- **WHAT IS ASKED**: Show all lines from the listing below that contain "screenshot".

_ _ _ _ _ _ _

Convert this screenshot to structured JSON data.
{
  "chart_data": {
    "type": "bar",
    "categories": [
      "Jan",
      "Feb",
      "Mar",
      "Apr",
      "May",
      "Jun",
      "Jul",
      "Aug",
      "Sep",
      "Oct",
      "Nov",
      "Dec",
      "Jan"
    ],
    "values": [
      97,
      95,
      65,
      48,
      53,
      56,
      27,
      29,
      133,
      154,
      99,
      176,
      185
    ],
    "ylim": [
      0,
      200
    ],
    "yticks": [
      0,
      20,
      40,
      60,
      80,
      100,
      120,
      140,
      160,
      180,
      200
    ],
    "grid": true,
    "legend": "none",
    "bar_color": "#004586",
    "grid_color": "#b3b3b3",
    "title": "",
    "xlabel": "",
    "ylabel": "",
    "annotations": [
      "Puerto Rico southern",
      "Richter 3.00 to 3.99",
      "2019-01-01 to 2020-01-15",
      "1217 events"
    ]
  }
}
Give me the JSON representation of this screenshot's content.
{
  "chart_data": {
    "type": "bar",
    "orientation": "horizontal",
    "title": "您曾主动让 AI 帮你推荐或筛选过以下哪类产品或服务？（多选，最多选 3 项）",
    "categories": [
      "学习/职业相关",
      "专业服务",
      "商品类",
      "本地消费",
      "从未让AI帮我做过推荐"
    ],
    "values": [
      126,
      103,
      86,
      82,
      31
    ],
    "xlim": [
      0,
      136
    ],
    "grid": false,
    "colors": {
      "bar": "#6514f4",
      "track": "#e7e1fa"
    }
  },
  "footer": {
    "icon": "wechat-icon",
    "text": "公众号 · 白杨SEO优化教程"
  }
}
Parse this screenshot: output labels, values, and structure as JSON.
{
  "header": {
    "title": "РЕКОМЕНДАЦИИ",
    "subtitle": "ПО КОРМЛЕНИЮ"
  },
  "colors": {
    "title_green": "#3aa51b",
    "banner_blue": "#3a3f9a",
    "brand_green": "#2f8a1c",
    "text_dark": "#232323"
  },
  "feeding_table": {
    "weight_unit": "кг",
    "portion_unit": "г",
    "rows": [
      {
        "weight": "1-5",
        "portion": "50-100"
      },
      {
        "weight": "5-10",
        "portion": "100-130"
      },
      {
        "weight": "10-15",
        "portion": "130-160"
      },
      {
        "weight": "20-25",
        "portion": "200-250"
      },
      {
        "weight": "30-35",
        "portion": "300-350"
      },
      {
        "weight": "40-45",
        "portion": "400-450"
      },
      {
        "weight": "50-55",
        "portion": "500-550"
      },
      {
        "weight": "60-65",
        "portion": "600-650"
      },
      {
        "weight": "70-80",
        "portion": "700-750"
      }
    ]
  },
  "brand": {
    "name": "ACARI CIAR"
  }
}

_ _ _ _ _ _ _

- **EXPECTED ANSWER**:
Convert this screenshot to structured JSON data.
Give me the JSON representation of this screenshot's content.
Parse this screenshot: output labels, values, and structure as JSON.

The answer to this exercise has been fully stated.